**DATASET RECORDS**

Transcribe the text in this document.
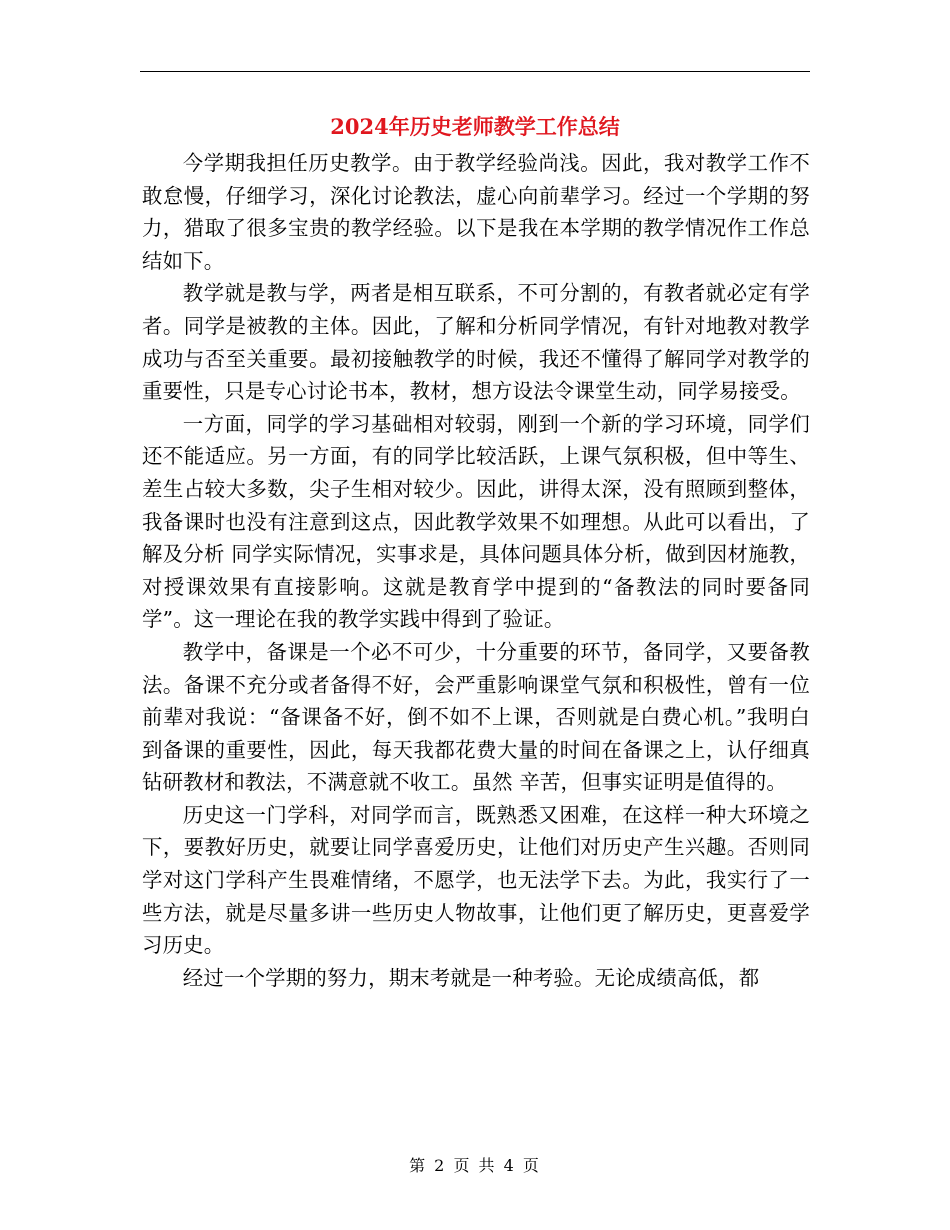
2024年历史老师教学工作总结

今学期我担任历史教学。由于教学经验尚浅。因此，我对教学工作不敢怠慢，仔细学习，深化讨论教法，虚心向前辈学习。经过一个学期的努力，猎取了很多宝贵的教学经验。以下是我在本学期的教学情况作工作总结如下。

教学就是教与学，两者是相互联系，不可分割的，有教者就必定有学者。同学是被教的主体。因此，了解和分析同学情况，有针对地教对教学成功与否至关重要。最初接触教学的时候，我还不懂得了解同学对教学的重要性，只是专心讨论书本，教材，想方设法令课堂生动，同学易接受。

一方面，同学的学习基础相对较弱，刚到一个新的学习环境，同学们还不能适应。另一方面，有的同学比较活跃，上课气氛积极，但中等生、差生占较大多数，尖子生相对较少。因此，讲得太深，没有照顾到整体，我备课时也没有注意到这点，因此教学效果不如理想。从此可以看出，了解及分析 同学实际情况，实事求是，具体问题具体分析，做到因材施教，对授课效果有直接影响。这就是教育学中提到的“备教法的同时要备同学”。这一理论在我的教学实践中得到了验证。

教学中，备课是一个必不可少，十分重要的环节，备同学，又要备教法。备课不充分或者备得不好，会严重影响课堂气氛和积极性，曾有一位前辈对我说：“备课备不好，倒不如不上课，否则就是白费心机。”我明白到备课的重要性，因此，每天我都花费大量的时间在备课之上，认仔细真钻研教材和教法，不满意就不收工。虽然 辛苦，但事实证明是值得的。

历史这一门学科，对同学而言，既熟悉又困难，在这样一种大环境之下，要教好历史，就要让同学喜爱历史，让他们对历史产生兴趣。否则同学对这门学科产生畏难情绪，不愿学，也无法学下去。为此，我实行了一些方法，就是尽量多讲一些历史人物故事，让他们更了解历史，更喜爱学习历史。

经过一个学期的努力，期末考就是一种考验。无论成绩高低，都

第 2 页 共 4 页
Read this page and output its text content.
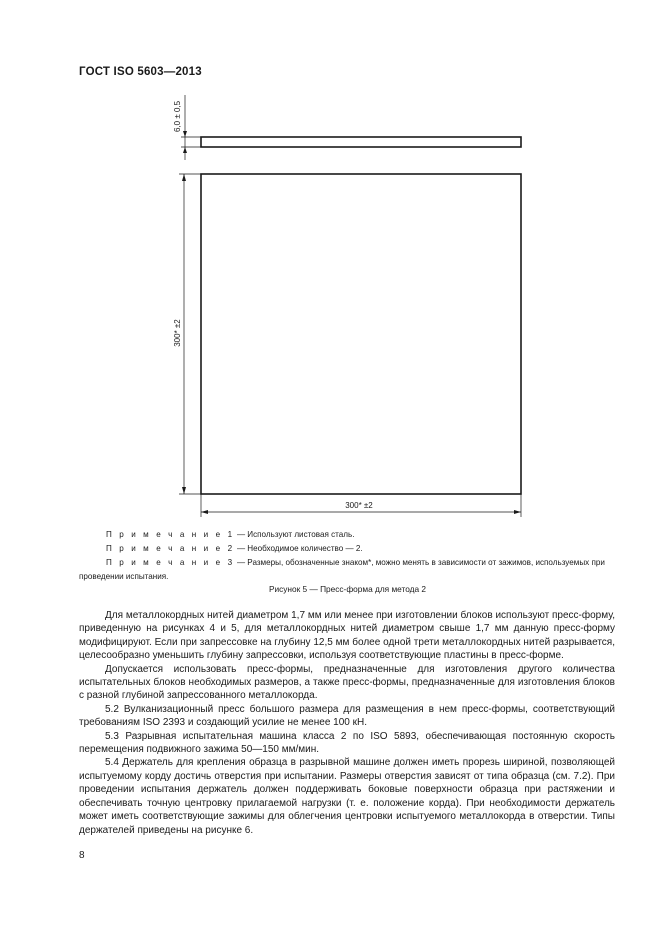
ГОСТ ISO 5603—2013
6,0 ± 0,5
300* ±2
300* ±2

П р и м е ч а н и е 1 — Используют листовая сталь.

П р и м е ч а н и е 2 — Необходимое количество — 2.

П р и м е ч а н и е 3 — Размеры, обозначенные знаком*, можно менять в зависимости от зажимов, используемых при проведении испытания.

Рисунок 5 — Пресс-форма для метода 2

Для металлокордных нитей диаметром 1,7 мм или менее при изготовлении блоков используют пресс-форму, приведенную на рисунках 4 и 5, для металлокордных нитей диаметром свыше 1,7 мм данную пресс-форму модифицируют. Если при запрессовке на глубину 12,5 мм более одной трети металлокордных нитей разрывается, целесообразно уменьшить глубину запрессовки, используя соответствующие пластины в пресс-форме.

Допускается использовать пресс-формы, предназначенные для изготовления другого количества испытательных блоков необходимых размеров, а также пресс-формы, предназначенные для изготовления блоков с разной глубиной запрессованного металлокорда.

5.2 Вулканизационный пресс большого размера для размещения в нем пресс-формы, соответствующий требованиям ISO 2393 и создающий усилие не менее 100 кН.

5.3 Разрывная испытательная машина класса 2 по ISO 5893, обеспечивающая постоянную скорость перемещения подвижного зажима 50—150 мм/мин.

5.4 Держатель для крепления образца в разрывной машине должен иметь прорезь шириной, позволяющей испытуемому корду достичь отверстия при испытании. Размеры отверстия зависят от типа образца (см. 7.2). При проведении испытания держатель должен поддерживать боковые поверхности образца при растяжении и обеспечивать точную центровку прилагаемой нагрузки (т. е. положение корда). При необходимости держатель может иметь соответствующие зажимы для облегчения центровки испытуемого металлокорда в отверстии. Типы держателей приведены на рисунке 6.

8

**YOUR OBJECTIVE**
Repeat all of the entries word for word, but omit the pictures.

**FULL ANSWER**
Transcribe the text in this document.
2024年历史老师教学工作总结

今学期我担任历史教学。由于教学经验尚浅。因此，我对教学工作不敢怠慢，仔细学习，深化讨论教法，虚心向前辈学习。经过一个学期的努力，猎取了很多宝贵的教学经验。以下是我在本学期的教学情况作工作总结如下。

教学就是教与学，两者是相互联系，不可分割的，有教者就必定有学者。同学是被教的主体。因此，了解和分析同学情况，有针对地教对教学成功与否至关重要。最初接触教学的时候，我还不懂得了解同学对教学的重要性，只是专心讨论书本，教材，想方设法令课堂生动，同学易接受。

一方面，同学的学习基础相对较弱，刚到一个新的学习环境，同学们还不能适应。另一方面，有的同学比较活跃，上课气氛积极，但中等生、差生占较大多数，尖子生相对较少。因此，讲得太深，没有照顾到整体，我备课时也没有注意到这点，因此教学效果不如理想。从此可以看出，了解及分析 同学实际情况，实事求是，具体问题具体分析，做到因材施教，对授课效果有直接影响。这就是教育学中提到的“备教法的同时要备同学”。这一理论在我的教学实践中得到了验证。

教学中，备课是一个必不可少，十分重要的环节，备同学，又要备教法。备课不充分或者备得不好，会严重影响课堂气氛和积极性，曾有一位前辈对我说：“备课备不好，倒不如不上课，否则就是白费心机。”我明白到备课的重要性，因此，每天我都花费大量的时间在备课之上，认仔细真钻研教材和教法，不满意就不收工。虽然 辛苦，但事实证明是值得的。

历史这一门学科，对同学而言，既熟悉又困难，在这样一种大环境之下，要教好历史，就要让同学喜爱历史，让他们对历史产生兴趣。否则同学对这门学科产生畏难情绪，不愿学，也无法学下去。为此，我实行了一些方法，就是尽量多讲一些历史人物故事，让他们更了解历史，更喜爱学习历史。

经过一个学期的努力，期末考就是一种考验。无论成绩高低，都

第 2 页 共 4 页
Read this page and output its text content.
ГОСТ ISO 5603—2013
6,0 ± 0,5
300* ±2
300* ±2

П р и м е ч а н и е 1 — Используют листовая сталь.

П р и м е ч а н и е 2 — Необходимое количество — 2.

П р и м е ч а н и е 3 — Размеры, обозначенные знаком*, можно менять в зависимости от зажимов, используемых при проведении испытания.

Рисунок 5 — Пресс-форма для метода 2

Для металлокордных нитей диаметром 1,7 мм или менее при изготовлении блоков используют пресс-форму, приведенную на рисунках 4 и 5, для металлокордных нитей диаметром свыше 1,7 мм данную пресс-форму модифицируют. Если при запрессовке на глубину 12,5 мм более одной трети металлокордных нитей разрывается, целесообразно уменьшить глубину запрессовки, используя соответствующие пластины в пресс-форме.

Допускается использовать пресс-формы, предназначенные для изготовления другого количества испытательных блоков необходимых размеров, а также пресс-формы, предназначенные для изготовления блоков с разной глубиной запрессованного металлокорда.

5.2 Вулканизационный пресс большого размера для размещения в нем пресс-формы, соответствующий требованиям ISO 2393 и создающий усилие не менее 100 кН.

5.3 Разрывная испытательная машина класса 2 по ISO 5893, обеспечивающая постоянную скорость перемещения подвижного зажима 50—150 мм/мин.

5.4 Держатель для крепления образца в разрывной машине должен иметь прорезь шириной, позволяющей испытуемому корду достичь отверстия при испытании. Размеры отверстия зависят от типа образца (см. 7.2). При проведении испытания держатель должен поддерживать боковые поверхности образца при растяжении и обеспечивать точную центровку прилагаемой нагрузки (т. е. положение корда). При необходимости держатель может иметь соответствующие зажимы для облегчения центровки испытуемого металлокорда в отверстии. Типы держателей приведены на рисунке 6.

8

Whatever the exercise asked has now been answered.